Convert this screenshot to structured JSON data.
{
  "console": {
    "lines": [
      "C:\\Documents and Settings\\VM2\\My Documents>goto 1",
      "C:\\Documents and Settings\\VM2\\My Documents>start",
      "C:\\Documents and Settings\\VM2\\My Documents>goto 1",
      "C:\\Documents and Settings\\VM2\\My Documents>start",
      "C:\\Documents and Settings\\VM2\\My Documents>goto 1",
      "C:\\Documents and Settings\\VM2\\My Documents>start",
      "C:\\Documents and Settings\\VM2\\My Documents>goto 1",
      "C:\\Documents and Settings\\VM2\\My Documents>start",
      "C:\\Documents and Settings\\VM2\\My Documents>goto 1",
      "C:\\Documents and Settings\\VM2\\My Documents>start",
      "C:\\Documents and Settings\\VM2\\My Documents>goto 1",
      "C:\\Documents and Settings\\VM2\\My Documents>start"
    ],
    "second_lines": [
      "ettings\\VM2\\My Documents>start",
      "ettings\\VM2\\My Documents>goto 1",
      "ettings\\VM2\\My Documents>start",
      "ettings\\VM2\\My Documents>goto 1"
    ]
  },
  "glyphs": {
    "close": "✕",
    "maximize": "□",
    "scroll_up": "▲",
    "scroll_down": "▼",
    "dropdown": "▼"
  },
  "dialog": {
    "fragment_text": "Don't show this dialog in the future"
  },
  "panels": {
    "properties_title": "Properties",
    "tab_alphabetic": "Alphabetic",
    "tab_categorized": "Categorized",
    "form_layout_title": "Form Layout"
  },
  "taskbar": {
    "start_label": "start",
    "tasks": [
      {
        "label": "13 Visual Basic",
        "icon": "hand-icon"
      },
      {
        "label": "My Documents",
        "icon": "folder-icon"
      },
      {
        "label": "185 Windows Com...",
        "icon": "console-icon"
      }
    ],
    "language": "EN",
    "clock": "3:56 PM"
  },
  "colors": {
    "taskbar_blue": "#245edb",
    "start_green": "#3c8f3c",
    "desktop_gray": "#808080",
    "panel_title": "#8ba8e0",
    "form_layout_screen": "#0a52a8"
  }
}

------------------------------------------------------------------------

Look through the lines above and collect those with the word "icon".

* Response to the task *
        "icon": "hand-icon"
        "icon": "folder-icon"
        "icon": "console-icon"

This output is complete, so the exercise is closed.